▶ _Data provided_
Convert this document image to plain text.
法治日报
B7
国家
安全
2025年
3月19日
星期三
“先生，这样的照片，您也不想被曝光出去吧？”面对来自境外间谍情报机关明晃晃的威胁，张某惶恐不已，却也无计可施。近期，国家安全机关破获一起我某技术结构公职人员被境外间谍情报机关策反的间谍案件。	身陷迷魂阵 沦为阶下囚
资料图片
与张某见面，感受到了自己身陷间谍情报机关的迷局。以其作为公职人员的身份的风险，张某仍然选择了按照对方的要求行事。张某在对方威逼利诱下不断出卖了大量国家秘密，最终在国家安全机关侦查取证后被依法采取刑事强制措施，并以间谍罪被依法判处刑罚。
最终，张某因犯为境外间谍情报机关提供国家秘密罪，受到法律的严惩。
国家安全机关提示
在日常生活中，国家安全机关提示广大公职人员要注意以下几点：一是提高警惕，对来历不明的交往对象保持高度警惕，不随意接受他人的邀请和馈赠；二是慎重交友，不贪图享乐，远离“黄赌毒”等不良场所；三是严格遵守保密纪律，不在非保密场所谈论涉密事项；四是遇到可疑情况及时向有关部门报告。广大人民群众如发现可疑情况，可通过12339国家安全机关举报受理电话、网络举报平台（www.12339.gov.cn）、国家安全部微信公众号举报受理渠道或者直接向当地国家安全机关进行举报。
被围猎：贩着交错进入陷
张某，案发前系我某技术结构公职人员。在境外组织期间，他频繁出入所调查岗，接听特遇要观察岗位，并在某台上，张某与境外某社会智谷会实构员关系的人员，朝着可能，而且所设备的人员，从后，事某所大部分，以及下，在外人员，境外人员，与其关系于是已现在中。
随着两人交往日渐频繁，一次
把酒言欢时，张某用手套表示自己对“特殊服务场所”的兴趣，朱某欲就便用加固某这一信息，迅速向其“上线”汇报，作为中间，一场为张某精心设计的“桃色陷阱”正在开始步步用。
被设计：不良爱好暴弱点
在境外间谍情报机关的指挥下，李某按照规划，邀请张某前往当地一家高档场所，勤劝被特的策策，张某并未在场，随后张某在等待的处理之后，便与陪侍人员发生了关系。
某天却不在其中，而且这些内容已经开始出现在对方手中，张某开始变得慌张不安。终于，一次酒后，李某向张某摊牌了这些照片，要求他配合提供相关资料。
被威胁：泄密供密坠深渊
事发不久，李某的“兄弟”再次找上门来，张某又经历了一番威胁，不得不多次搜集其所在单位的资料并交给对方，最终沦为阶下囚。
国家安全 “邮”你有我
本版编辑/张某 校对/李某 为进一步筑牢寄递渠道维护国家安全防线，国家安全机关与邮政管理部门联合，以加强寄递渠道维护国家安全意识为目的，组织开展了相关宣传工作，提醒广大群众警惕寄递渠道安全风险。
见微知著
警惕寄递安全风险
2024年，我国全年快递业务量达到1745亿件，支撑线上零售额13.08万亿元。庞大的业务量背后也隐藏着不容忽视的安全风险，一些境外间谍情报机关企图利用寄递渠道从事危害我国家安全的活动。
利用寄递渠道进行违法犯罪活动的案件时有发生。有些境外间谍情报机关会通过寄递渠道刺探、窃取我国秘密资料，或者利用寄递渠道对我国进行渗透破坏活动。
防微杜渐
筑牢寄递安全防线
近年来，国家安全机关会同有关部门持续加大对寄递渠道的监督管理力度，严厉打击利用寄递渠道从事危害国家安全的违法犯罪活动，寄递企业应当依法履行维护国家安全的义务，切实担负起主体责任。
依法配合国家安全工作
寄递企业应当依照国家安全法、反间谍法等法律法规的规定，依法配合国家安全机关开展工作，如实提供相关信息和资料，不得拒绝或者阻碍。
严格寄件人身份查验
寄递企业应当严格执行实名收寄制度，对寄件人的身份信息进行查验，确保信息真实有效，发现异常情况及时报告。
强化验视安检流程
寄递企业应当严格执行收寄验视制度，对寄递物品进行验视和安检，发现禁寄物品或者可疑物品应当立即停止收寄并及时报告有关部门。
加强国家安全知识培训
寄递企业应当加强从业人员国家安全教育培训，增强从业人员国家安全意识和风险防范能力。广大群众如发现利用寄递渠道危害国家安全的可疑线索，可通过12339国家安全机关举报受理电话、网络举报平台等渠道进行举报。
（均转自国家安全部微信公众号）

▶ _Set problem_
Write out the entries above word for word.

▶ _Full output_
Convert this document image to plain text.
法治日报
B7
国家
安全
2025年
3月19日
星期三
“先生，这样的照片，您也不想被曝光出去吧？”面对来自境外间谍情报机关明晃晃的威胁，张某惶恐不已，却也无计可施。近期，国家安全机关破获一起我某技术结构公职人员被境外间谍情报机关策反的间谍案件。	身陷迷魂阵 沦为阶下囚
资料图片
与张某见面，感受到了自己身陷间谍情报机关的迷局。以其作为公职人员的身份的风险，张某仍然选择了按照对方的要求行事。张某在对方威逼利诱下不断出卖了大量国家秘密，最终在国家安全机关侦查取证后被依法采取刑事强制措施，并以间谍罪被依法判处刑罚。
最终，张某因犯为境外间谍情报机关提供国家秘密罪，受到法律的严惩。
国家安全机关提示
在日常生活中，国家安全机关提示广大公职人员要注意以下几点：一是提高警惕，对来历不明的交往对象保持高度警惕，不随意接受他人的邀请和馈赠；二是慎重交友，不贪图享乐，远离“黄赌毒”等不良场所；三是严格遵守保密纪律，不在非保密场所谈论涉密事项；四是遇到可疑情况及时向有关部门报告。广大人民群众如发现可疑情况，可通过12339国家安全机关举报受理电话、网络举报平台（www.12339.gov.cn）、国家安全部微信公众号举报受理渠道或者直接向当地国家安全机关进行举报。
被围猎：贩着交错进入陷
张某，案发前系我某技术结构公职人员。在境外组织期间，他频繁出入所调查岗，接听特遇要观察岗位，并在某台上，张某与境外某社会智谷会实构员关系的人员，朝着可能，而且所设备的人员，从后，事某所大部分，以及下，在外人员，境外人员，与其关系于是已现在中。
随着两人交往日渐频繁，一次
把酒言欢时，张某用手套表示自己对“特殊服务场所”的兴趣，朱某欲就便用加固某这一信息，迅速向其“上线”汇报，作为中间，一场为张某精心设计的“桃色陷阱”正在开始步步用。
被设计：不良爱好暴弱点
在境外间谍情报机关的指挥下，李某按照规划，邀请张某前往当地一家高档场所，勤劝被特的策策，张某并未在场，随后张某在等待的处理之后，便与陪侍人员发生了关系。
某天却不在其中，而且这些内容已经开始出现在对方手中，张某开始变得慌张不安。终于，一次酒后，李某向张某摊牌了这些照片，要求他配合提供相关资料。
被威胁：泄密供密坠深渊
事发不久，李某的“兄弟”再次找上门来，张某又经历了一番威胁，不得不多次搜集其所在单位的资料并交给对方，最终沦为阶下囚。
国家安全 “邮”你有我
本版编辑/张某 校对/李某 为进一步筑牢寄递渠道维护国家安全防线，国家安全机关与邮政管理部门联合，以加强寄递渠道维护国家安全意识为目的，组织开展了相关宣传工作，提醒广大群众警惕寄递渠道安全风险。
见微知著
警惕寄递安全风险
2024年，我国全年快递业务量达到1745亿件，支撑线上零售额13.08万亿元。庞大的业务量背后也隐藏着不容忽视的安全风险，一些境外间谍情报机关企图利用寄递渠道从事危害我国家安全的活动。
利用寄递渠道进行违法犯罪活动的案件时有发生。有些境外间谍情报机关会通过寄递渠道刺探、窃取我国秘密资料，或者利用寄递渠道对我国进行渗透破坏活动。
防微杜渐
筑牢寄递安全防线
近年来，国家安全机关会同有关部门持续加大对寄递渠道的监督管理力度，严厉打击利用寄递渠道从事危害国家安全的违法犯罪活动，寄递企业应当依法履行维护国家安全的义务，切实担负起主体责任。
依法配合国家安全工作
寄递企业应当依照国家安全法、反间谍法等法律法规的规定，依法配合国家安全机关开展工作，如实提供相关信息和资料，不得拒绝或者阻碍。
严格寄件人身份查验
寄递企业应当严格执行实名收寄制度，对寄件人的身份信息进行查验，确保信息真实有效，发现异常情况及时报告。
强化验视安检流程
寄递企业应当严格执行收寄验视制度，对寄递物品进行验视和安检，发现禁寄物品或者可疑物品应当立即停止收寄并及时报告有关部门。
加强国家安全知识培训
寄递企业应当加强从业人员国家安全教育培训，增强从业人员国家安全意识和风险防范能力。广大群众如发现利用寄递渠道危害国家安全的可疑线索，可通过12339国家安全机关举报受理电话、网络举报平台等渠道进行举报。
（均转自国家安全部微信公众号）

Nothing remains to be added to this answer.